__Source__
%%
INTERDIGITAL COMMUNICATIONS CORPORATION STOCK OPTION AGREEMENT

EX-10.67 8 dex1067.htm 2000 STOCK AWARD AND INCENTIVE PLAN, FORM OF OPTION AGREEMENT 2000 Stock Award and Incentive Plan, Form of Option Agreement

 

Exhibit 10.67

 

Grant number             

 

INTERDIGITAL COMMUNICATIONS CORPORATION

 

STOCK OPTION AGREEMENT

 

This Stock Option Agreement (“Agreement”) is made as of the      day of                     , 20     (“Grant Date”) between                              (“Optionee”) and InterDigital Communications Corporation (“Company”), a Pennsylvania corporation.

 

WHEREAS, the Company desires to grant Optionee stock options and Optionee desires to accept such options as further specified herein.

 

NOW, THEREFORE in consideration of the mutual covenants contained herein, and intending to be legally bound, the parties hereby agree as follows:

 

1. A NON-QUALIFIED Stock Option (“Option”) for a total of                              (            ) shares of Common Stock, par value of $0.01 per share, of the Company is hereby granted to Optionee subject to all of the terms and provisions of the Company’s 2000 Stock Award and Incentive Plan (“Plan”), which Plan is incorporated herein by reference.
%%
__Records provided__
%%
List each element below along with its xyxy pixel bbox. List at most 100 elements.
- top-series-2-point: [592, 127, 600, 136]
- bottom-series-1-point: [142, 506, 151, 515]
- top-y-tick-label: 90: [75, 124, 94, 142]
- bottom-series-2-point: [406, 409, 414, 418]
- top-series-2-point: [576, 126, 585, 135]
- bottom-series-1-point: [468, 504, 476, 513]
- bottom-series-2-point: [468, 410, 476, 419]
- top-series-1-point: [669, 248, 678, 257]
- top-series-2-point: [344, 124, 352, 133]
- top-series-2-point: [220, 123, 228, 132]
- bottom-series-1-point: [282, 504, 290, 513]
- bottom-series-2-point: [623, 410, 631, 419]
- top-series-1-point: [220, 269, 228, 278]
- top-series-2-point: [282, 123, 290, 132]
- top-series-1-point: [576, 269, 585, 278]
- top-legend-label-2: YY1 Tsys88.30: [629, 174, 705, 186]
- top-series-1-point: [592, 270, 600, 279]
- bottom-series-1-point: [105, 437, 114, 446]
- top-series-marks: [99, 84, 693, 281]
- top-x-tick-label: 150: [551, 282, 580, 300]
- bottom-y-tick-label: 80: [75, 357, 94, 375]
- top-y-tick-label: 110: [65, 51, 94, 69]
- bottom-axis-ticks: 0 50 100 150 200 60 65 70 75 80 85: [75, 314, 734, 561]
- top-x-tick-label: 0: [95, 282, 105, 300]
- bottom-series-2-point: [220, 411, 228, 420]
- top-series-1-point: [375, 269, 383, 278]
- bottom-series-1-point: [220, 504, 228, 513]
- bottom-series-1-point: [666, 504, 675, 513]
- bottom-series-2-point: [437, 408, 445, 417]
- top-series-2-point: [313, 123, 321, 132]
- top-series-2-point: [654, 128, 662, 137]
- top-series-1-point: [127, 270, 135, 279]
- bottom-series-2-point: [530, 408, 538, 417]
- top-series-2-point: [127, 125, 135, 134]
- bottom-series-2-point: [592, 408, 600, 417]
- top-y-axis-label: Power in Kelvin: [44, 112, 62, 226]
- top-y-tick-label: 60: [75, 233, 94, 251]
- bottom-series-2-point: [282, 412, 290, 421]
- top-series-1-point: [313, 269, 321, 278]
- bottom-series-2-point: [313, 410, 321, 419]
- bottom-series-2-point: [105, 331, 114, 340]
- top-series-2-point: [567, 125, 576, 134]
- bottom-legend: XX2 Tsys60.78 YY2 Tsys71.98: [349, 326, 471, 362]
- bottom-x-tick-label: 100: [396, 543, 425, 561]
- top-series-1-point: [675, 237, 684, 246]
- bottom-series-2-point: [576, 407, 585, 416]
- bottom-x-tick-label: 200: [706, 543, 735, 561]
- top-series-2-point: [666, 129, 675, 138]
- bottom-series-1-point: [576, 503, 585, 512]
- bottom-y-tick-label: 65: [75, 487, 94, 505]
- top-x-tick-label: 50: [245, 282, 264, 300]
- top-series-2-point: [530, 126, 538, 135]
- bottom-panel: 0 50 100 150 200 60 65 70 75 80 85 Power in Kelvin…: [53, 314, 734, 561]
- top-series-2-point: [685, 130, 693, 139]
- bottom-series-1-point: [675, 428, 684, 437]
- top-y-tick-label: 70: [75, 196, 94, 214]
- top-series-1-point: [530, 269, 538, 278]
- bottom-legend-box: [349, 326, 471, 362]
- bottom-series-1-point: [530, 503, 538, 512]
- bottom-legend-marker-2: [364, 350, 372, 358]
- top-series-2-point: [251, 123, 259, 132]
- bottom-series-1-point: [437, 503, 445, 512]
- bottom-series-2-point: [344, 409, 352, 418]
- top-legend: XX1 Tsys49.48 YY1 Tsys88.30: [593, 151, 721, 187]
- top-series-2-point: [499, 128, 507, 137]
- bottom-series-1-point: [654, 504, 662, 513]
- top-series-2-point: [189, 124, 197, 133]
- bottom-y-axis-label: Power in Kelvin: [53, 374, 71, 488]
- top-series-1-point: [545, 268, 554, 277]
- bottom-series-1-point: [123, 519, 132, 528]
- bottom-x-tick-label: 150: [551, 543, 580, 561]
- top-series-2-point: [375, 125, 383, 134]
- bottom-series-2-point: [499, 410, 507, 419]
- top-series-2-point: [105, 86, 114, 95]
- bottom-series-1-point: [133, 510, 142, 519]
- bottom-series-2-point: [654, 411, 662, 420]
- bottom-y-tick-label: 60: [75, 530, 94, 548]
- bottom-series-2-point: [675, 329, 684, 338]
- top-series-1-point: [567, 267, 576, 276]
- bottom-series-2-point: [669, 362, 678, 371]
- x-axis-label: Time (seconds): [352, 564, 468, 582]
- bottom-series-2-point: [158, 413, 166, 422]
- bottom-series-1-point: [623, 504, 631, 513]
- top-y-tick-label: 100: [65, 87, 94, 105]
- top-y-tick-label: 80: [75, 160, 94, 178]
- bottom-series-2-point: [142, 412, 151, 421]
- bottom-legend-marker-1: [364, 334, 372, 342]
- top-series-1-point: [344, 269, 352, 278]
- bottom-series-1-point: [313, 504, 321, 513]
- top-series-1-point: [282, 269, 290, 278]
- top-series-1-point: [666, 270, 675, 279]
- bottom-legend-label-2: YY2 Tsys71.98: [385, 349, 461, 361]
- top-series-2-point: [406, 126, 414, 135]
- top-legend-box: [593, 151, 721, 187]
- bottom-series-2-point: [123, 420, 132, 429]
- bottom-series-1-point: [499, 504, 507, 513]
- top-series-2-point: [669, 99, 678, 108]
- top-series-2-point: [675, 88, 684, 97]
%%
__Tasks for this exercise__
- a) Quote the records word for word from their first line down through the line containing "- top-series-2-point: [220, 123, 228, 132]", including both ends.
- b) Continue the stock option agreement from the point where it stops.
The text and the records are unrelated to each other.

__Answers for the tasks__
- a)
List each element below along with its xyxy pixel bbox. List at most 100 elements.
- top-series-2-point: [592, 127, 600, 136]
- bottom-series-1-point: [142, 506, 151, 515]
- top-y-tick-label: 90: [75, 124, 94, 142]
- bottom-series-2-point: [406, 409, 414, 418]
- top-series-2-point: [576, 126, 585, 135]
- bottom-series-1-point: [468, 504, 476, 513]
- bottom-series-2-point: [468, 410, 476, 419]
- top-series-1-point: [669, 248, 678, 257]
- top-series-2-point: [344, 124, 352, 133]
- top-series-2-point: [220, 123, 228, 132]

- b)
 

2. The Option price as determined by the Committee, as defined in Paragraph 5 below, with authority for administering the Plan for the Company is $             per share, the market price of the Company’s Common Stock on the Grant Date.

 

3. The term of the Option shall be the period from the Grant Date to                     , 20    , subject to extension or to earlier termination and/or acceleration as provided in the Plan and this Agreement (“Option Term”). The Option (or an installment thereof) shall be exercisable only during the Option Term, subject to vesting as follows:

 

Date


  

# of Options Initially Vested


•      

    

•      

    

•      

    

 

4. Upon termination of Optionee’s employment with the Company or a subsidiary of the Company for any reason other than death or disability, that portion of the Option exercisable on the date of said termination shall be exercisable by Optionee (or in the case of Optionee’s death subsequent to termination, by Optionee’s executor(s) or administrator(s)) for a period of six (6) months from the date of termination. Notwithstanding the preceding sentence, subject to the other terms of the Plan and this Agreement, if Optionee’s employment with the Company terminates (including due to death or disability) and Optionee has been employed by the Company for at least ten (10) years as of the date of such termination, the Option, to the extent vested and exercisable as of the date of termination of employment, will not expire prior to the end of the Option’s term as a result of the termination of employment.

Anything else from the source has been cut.